* Testo dell'esercizio:

Al termine del secondo giorno di consultazioni il presidente della Repubblica registra il mancato progresso per la formazione del governo e avverte: “Aspetterò qualche giorno poi valuterò come uscire dall’attuale stallo”. Tra le forze politiche continua intanto il confronto a distanza. I Cinquestelle registrano il ‘no’ di Berlusconi a farsi da parte ma Di Maio resta fiducioso. Per Salvini è necessario smetterla di litigare o “si torna al voto”, il Pd ribadisce la linea espressa la Quirinale è con la testa è già all’assembea del 21 aprile. Al termine del secondo giro delle consultazioni Donato Bendicenti fa il punto con i suoi ospiti. Gaetano Quagliariello (Idea), Loredana De Petris (LeU) e Federico Geremicca (La Stampa).

La fase 2

Speciale ‘La Bussola’ dedicato al secondo giro di consultazioni al Quirinale per la formazione del nuovo governo. Oggi è stata la giornata dei partiti e gruppi politici. Per Matteo Salvini il “centrodestra è pronto a governare con un premier indicato dalla Lega. Basta veti e tattiche”. “L’unica soluzione è un passo di lato di Berlusconi” è la risposta del leader Cinquestelle Luigi Di Maio. Donato Bendicenti ne ha parlato con i suoi ospiti: Mario Sechi (List), Angela Mauro (Huffington Post), lo storico Alessandro Campi, il costituzionalista Giovanni Guzzetta e Michele Sorice che insegna comunicazione politica alla LUISS di Roma.

* Cosa farai: Nel testo sulle consultazioni al Quirinale, qual è per Luigi Di Maio l'unica soluzione?

[Voci del dataset]

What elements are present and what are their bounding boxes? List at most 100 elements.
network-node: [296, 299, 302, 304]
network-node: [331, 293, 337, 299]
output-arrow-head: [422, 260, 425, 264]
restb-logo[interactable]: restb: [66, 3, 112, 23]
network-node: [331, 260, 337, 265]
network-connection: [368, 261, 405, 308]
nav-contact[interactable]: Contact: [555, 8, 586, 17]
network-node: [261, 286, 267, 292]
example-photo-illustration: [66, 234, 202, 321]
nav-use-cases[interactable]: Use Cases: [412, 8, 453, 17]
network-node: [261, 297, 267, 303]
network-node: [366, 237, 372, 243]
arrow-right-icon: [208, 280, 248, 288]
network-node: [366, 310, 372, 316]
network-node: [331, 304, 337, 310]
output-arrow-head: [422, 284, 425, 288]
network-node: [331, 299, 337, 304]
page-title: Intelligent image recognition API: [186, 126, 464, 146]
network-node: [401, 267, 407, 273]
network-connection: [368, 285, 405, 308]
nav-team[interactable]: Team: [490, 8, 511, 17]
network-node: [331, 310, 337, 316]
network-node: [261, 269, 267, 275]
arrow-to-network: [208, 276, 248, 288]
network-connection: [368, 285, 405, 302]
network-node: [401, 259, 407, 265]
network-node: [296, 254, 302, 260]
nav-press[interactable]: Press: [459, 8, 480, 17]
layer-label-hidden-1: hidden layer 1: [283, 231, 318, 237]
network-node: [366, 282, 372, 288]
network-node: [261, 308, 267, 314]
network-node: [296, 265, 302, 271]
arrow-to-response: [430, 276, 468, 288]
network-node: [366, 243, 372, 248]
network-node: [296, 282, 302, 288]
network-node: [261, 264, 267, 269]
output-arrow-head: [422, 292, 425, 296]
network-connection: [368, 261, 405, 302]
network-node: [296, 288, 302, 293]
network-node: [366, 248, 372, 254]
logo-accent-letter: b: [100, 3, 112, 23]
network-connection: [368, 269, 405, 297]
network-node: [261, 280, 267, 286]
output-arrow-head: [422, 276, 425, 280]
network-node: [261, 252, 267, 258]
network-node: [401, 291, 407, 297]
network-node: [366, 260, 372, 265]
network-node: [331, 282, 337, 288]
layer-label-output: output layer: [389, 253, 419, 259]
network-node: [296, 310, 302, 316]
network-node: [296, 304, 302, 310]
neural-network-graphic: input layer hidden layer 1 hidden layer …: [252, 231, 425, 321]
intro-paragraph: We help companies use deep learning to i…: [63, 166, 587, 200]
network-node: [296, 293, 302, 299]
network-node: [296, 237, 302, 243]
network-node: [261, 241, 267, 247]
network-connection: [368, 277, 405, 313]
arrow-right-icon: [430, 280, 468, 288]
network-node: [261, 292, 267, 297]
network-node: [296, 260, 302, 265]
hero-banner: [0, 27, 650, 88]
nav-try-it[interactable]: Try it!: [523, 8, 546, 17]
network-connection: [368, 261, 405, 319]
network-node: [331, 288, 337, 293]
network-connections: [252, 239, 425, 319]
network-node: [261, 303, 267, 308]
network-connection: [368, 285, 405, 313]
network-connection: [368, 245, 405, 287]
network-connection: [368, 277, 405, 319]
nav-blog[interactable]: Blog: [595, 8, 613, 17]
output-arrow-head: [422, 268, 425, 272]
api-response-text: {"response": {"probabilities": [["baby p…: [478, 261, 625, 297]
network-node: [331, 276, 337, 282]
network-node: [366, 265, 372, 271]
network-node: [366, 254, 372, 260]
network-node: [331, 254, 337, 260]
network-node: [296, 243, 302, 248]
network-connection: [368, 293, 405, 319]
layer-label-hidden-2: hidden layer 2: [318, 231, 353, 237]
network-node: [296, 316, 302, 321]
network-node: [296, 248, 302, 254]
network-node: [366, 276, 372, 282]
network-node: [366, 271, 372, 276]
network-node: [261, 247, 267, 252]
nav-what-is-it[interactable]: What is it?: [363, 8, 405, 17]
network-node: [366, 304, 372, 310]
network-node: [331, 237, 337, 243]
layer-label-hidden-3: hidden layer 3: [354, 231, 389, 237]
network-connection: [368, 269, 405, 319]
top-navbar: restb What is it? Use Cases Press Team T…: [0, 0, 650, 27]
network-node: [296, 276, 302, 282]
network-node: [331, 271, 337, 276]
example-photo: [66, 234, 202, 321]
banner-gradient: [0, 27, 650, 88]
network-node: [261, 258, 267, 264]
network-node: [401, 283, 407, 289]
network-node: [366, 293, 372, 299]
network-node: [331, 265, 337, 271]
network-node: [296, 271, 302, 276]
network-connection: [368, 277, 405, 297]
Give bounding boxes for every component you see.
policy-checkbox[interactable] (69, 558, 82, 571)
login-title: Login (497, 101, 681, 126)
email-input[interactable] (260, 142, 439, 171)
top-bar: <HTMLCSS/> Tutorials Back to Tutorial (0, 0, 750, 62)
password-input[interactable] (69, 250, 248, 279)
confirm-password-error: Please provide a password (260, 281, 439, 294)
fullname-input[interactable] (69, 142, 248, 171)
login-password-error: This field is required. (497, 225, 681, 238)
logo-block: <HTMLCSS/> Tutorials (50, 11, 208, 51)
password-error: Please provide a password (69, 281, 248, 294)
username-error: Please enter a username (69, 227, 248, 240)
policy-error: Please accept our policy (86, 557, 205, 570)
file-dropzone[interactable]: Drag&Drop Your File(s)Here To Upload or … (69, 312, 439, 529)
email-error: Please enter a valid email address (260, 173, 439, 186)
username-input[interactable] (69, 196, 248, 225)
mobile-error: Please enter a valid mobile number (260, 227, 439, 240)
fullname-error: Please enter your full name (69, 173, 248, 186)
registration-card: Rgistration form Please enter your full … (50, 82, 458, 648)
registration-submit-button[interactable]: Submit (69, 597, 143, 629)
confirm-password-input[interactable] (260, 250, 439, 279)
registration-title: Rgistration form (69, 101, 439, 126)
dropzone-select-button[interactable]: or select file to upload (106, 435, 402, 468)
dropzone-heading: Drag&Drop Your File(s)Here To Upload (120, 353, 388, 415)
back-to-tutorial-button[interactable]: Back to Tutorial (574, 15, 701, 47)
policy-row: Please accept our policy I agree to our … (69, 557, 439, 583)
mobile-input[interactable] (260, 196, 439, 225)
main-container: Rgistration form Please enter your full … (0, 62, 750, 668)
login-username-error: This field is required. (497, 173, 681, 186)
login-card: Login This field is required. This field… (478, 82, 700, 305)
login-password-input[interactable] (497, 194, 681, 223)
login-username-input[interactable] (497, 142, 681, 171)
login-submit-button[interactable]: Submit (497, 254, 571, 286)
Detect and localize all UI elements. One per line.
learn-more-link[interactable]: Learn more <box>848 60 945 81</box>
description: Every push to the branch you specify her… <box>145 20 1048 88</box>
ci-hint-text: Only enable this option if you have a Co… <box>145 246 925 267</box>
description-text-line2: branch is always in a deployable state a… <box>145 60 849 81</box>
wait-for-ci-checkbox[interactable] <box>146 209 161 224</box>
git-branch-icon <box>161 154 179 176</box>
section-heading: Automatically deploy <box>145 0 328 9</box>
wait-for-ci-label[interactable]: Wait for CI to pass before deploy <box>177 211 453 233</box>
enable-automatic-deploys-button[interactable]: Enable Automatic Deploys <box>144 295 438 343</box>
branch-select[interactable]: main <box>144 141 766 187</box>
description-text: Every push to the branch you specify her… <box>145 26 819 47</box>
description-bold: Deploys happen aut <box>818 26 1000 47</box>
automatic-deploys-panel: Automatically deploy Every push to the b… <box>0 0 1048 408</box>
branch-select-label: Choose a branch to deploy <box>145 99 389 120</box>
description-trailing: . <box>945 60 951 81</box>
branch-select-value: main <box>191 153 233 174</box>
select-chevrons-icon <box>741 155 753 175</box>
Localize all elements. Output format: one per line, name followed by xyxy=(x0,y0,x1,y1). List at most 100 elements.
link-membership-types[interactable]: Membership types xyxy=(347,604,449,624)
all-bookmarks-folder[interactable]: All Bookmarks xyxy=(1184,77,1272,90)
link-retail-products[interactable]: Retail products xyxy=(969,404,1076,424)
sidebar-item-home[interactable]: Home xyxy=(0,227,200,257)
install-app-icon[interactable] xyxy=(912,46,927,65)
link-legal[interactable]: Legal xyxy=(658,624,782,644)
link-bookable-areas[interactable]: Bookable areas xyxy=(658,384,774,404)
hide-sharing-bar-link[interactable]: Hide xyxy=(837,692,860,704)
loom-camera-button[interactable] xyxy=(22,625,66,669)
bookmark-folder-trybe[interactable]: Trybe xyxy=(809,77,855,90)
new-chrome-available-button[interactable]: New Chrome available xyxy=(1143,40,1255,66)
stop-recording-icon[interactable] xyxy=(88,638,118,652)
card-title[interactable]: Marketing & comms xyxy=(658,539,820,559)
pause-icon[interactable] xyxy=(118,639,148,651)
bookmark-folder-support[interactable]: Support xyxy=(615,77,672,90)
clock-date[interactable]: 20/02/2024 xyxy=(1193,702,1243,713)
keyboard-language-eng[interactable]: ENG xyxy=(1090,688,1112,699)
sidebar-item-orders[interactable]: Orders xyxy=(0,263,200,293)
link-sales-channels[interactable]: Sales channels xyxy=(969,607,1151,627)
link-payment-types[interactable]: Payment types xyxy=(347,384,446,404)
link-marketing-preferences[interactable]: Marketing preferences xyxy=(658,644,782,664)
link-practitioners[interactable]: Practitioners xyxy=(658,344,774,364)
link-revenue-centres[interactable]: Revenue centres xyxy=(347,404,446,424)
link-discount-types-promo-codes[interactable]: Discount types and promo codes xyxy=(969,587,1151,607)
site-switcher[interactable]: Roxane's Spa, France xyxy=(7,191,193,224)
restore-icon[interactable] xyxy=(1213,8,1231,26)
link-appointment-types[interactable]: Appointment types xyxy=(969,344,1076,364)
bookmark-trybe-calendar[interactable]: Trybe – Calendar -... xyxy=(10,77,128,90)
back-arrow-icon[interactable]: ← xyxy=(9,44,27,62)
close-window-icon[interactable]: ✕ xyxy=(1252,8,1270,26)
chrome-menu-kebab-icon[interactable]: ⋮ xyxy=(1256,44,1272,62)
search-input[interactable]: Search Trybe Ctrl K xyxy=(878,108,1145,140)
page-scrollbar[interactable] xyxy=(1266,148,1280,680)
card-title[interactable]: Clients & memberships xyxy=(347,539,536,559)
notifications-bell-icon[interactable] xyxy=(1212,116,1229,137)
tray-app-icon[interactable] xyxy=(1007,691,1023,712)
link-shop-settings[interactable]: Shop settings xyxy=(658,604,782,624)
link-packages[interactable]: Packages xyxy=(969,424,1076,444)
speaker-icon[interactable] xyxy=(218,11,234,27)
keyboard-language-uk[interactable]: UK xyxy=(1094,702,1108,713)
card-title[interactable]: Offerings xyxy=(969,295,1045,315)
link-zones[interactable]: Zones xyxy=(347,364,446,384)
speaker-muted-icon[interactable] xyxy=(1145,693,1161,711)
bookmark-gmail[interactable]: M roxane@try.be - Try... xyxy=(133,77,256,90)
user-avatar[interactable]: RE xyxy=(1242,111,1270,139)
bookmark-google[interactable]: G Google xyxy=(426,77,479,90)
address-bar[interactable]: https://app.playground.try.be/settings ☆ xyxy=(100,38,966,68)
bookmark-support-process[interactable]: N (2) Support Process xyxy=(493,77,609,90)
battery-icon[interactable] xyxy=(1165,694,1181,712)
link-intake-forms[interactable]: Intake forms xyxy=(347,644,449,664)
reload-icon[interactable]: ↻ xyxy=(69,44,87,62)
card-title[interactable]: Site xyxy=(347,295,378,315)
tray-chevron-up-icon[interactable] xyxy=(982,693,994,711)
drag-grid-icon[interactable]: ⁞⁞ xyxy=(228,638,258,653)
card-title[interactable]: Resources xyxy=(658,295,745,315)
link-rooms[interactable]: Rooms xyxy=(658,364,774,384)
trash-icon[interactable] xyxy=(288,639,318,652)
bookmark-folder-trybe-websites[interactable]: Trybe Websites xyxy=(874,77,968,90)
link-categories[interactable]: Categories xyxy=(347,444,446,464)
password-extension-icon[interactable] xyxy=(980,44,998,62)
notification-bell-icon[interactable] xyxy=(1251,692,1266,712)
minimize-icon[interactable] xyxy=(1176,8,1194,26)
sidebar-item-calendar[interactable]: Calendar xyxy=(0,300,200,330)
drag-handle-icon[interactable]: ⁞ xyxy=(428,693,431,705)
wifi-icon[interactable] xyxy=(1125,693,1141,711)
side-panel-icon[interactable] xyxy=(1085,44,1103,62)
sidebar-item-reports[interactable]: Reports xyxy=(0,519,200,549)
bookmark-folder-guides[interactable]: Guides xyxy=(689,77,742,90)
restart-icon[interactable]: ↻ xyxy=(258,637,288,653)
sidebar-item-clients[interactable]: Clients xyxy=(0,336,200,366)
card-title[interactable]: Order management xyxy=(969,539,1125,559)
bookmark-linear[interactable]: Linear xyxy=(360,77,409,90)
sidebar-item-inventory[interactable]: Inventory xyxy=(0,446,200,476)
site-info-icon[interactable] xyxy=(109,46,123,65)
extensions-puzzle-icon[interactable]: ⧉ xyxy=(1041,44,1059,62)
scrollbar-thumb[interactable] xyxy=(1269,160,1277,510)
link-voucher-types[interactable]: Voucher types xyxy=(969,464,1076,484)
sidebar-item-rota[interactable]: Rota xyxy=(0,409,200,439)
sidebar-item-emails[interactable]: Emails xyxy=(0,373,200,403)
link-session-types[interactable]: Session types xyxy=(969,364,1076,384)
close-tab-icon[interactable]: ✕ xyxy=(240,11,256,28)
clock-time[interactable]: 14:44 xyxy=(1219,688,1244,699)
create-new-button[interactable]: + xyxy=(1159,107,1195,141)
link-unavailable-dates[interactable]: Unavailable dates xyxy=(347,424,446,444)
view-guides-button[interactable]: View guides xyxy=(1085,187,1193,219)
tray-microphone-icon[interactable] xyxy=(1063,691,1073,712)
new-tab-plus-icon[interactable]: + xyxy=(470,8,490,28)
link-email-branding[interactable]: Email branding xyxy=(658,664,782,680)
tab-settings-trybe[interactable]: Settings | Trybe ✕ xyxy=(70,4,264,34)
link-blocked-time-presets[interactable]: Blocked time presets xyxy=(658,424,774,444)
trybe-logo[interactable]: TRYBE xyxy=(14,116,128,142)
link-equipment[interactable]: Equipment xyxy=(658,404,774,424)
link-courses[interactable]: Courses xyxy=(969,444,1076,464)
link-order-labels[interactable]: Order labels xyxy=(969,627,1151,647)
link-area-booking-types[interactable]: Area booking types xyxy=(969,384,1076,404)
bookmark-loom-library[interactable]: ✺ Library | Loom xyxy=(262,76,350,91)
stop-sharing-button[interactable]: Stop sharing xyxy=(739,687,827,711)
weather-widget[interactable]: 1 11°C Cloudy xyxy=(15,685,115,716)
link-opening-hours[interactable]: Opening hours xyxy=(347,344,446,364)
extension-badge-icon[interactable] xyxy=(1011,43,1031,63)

* Risposta al compito: Un passo di lato di Berlusconi.